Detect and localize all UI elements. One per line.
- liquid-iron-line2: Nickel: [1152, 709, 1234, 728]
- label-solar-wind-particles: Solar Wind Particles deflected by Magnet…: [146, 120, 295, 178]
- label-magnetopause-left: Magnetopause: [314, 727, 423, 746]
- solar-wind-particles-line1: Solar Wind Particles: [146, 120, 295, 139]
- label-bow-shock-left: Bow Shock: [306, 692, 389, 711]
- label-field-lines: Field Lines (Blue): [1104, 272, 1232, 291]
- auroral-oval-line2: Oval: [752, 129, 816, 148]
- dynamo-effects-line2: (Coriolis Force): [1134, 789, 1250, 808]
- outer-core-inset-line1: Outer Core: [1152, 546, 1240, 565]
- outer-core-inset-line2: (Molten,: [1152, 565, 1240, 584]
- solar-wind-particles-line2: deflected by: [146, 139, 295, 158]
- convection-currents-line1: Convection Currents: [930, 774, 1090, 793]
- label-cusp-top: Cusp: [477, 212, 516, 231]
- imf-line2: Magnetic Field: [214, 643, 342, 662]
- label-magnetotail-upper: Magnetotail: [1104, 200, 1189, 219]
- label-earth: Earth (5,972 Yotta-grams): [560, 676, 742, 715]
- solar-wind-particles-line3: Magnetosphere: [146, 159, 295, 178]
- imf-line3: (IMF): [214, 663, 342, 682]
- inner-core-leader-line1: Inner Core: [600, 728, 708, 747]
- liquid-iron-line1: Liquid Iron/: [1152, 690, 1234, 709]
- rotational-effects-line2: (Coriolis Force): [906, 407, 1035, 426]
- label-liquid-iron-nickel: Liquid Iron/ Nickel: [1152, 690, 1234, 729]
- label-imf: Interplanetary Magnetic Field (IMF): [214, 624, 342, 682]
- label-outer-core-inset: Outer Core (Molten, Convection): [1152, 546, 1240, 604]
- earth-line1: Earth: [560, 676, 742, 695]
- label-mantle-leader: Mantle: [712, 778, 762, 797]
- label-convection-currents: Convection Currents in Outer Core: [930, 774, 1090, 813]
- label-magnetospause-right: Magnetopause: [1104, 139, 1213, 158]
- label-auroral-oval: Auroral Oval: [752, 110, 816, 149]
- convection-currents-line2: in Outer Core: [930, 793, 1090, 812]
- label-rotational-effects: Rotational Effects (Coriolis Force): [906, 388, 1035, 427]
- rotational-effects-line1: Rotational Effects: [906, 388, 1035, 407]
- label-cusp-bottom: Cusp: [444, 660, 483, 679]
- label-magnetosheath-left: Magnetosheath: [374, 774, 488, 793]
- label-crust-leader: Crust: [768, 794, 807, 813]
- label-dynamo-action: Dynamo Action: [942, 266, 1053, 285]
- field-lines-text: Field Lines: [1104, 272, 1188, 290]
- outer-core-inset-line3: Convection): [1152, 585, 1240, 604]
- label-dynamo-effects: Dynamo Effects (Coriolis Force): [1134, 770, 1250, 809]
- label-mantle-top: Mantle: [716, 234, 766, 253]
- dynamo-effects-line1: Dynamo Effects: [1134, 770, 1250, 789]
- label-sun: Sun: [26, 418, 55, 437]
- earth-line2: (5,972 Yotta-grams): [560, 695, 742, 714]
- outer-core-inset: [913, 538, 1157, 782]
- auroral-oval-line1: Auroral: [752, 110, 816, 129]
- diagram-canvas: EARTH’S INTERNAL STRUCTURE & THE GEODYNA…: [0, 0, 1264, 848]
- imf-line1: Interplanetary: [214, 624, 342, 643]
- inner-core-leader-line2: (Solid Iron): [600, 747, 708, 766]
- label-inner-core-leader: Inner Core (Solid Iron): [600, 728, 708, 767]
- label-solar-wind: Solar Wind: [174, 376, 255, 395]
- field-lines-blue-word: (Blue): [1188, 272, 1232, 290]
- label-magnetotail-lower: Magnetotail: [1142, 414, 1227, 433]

The problem: Render each line of the records above as a Markdown table with two columns, No. for the row number and Line for the line itself, and omit any blank lines.

Result of the exercise:
| No. | Line |
|---|---|
| 1 | Detect and localize all UI elements. One per line. |
| 2 | - liquid-iron-line2: Nickel: [1152, 709, 1234, 728] |
| 3 | - label-solar-wind-particles: Solar Wind Particles deflected by Magnet…: [146, 120, 295, 178] |
| 4 | - label-magnetopause-left: Magnetopause: [314, 727, 423, 746] |
| 5 | - solar-wind-particles-line1: Solar Wind Particles: [146, 120, 295, 139] |
| 6 | - label-bow-shock-left: Bow Shock: [306, 692, 389, 711] |
| 7 | - label-field-lines: Field Lines (Blue): [1104, 272, 1232, 291] |
| 8 | - auroral-oval-line2: Oval: [752, 129, 816, 148] |
| 9 | - dynamo-effects-line2: (Coriolis Force): [1134, 789, 1250, 808] |
| 10 | - outer-core-inset-line1: Outer Core: [1152, 546, 1240, 565] |
| 11 | - outer-core-inset-line2: (Molten,: [1152, 565, 1240, 584] |
| 12 | - solar-wind-particles-line2: deflected by: [146, 139, 295, 158] |
| 13 | - convection-currents-line1: Convection Currents: [930, 774, 1090, 793] |
| 14 | - label-cusp-top: Cusp: [477, 212, 516, 231] |
| 15 | - imf-line2: Magnetic Field: [214, 643, 342, 662] |
| 16 | - label-magnetotail-upper: Magnetotail: [1104, 200, 1189, 219] |
| 17 | - label-earth: Earth (5,972 Yotta-grams): [560, 676, 742, 715] |
| 18 | - solar-wind-particles-line3: Magnetosphere: [146, 159, 295, 178] |
| 19 | - imf-line3: (IMF): [214, 663, 342, 682] |
| 20 | - inner-core-leader-line1: Inner Core: [600, 728, 708, 747] |
| 21 | - liquid-iron-line1: Liquid Iron/: [1152, 690, 1234, 709] |
| 22 | - rotational-effects-line2: (Coriolis Force): [906, 407, 1035, 426] |
| 23 | - label-liquid-iron-nickel: Liquid Iron/ Nickel: [1152, 690, 1234, 729] |
| 24 | - label-imf: Interplanetary Magnetic Field (IMF): [214, 624, 342, 682] |
| 25 | - label-outer-core-inset: Outer Core (Molten, Convection): [1152, 546, 1240, 604] |
| 26 | - earth-line1: Earth: [560, 676, 742, 695] |
| 27 | - label-mantle-leader: Mantle: [712, 778, 762, 797] |
| 28 | - label-convection-currents: Convection Currents in Outer Core: [930, 774, 1090, 813] |
| 29 | - label-magnetospause-right: Magnetopause: [1104, 139, 1213, 158] |
| 30 | - label-auroral-oval: Auroral Oval: [752, 110, 816, 149] |
| 31 | - convection-currents-line2: in Outer Core: [930, 793, 1090, 812] |
| 32 | - label-rotational-effects: Rotational Effects (Coriolis Force): [906, 388, 1035, 427] |
| 33 | - rotational-effects-line1: Rotational Effects: [906, 388, 1035, 407] |
| 34 | - label-cusp-bottom: Cusp: [444, 660, 483, 679] |
| 35 | - label-magnetosheath-left: Magnetosheath: [374, 774, 488, 793] |
| 36 | - label-crust-leader: Crust: [768, 794, 807, 813] |
| 37 | - label-dynamo-action: Dynamo Action: [942, 266, 1053, 285] |
| 38 | - field-lines-text: Field Lines: [1104, 272, 1188, 290] |
| 39 | - outer-core-inset-line3: Convection): [1152, 585, 1240, 604] |
| 40 | - label-dynamo-effects: Dynamo Effects (Coriolis Force): [1134, 770, 1250, 809] |
| 41 | - label-mantle-top: Mantle: [716, 234, 766, 253] |
| 42 | - dynamo-effects-line1: Dynamo Effects: [1134, 770, 1250, 789] |
| 43 | - label-sun: Sun: [26, 418, 55, 437] |
| 44 | - earth-line2: (5,972 Yotta-grams): [560, 695, 742, 714] |
| 45 | - outer-core-inset: [913, 538, 1157, 782] |
| 46 | - auroral-oval-line1: Auroral: [752, 110, 816, 129] |
| 47 | - diagram-canvas: EARTH’S INTERNAL STRUCTURE & THE GEODYNA…: [0, 0, 1264, 848] |
| 48 | - imf-line1: Interplanetary: [214, 624, 342, 643] |
| 49 | - inner-core-leader-line2: (Solid Iron): [600, 747, 708, 766] |
| 50 | - label-inner-core-leader: Inner Core (Solid Iron): [600, 728, 708, 767] |
| 51 | - label-solar-wind: Solar Wind: [174, 376, 255, 395] |
| 52 | - field-lines-blue-word: (Blue): [1188, 272, 1232, 290] |
| 53 | - label-magnetotail-lower: Magnetotail: [1142, 414, 1227, 433] |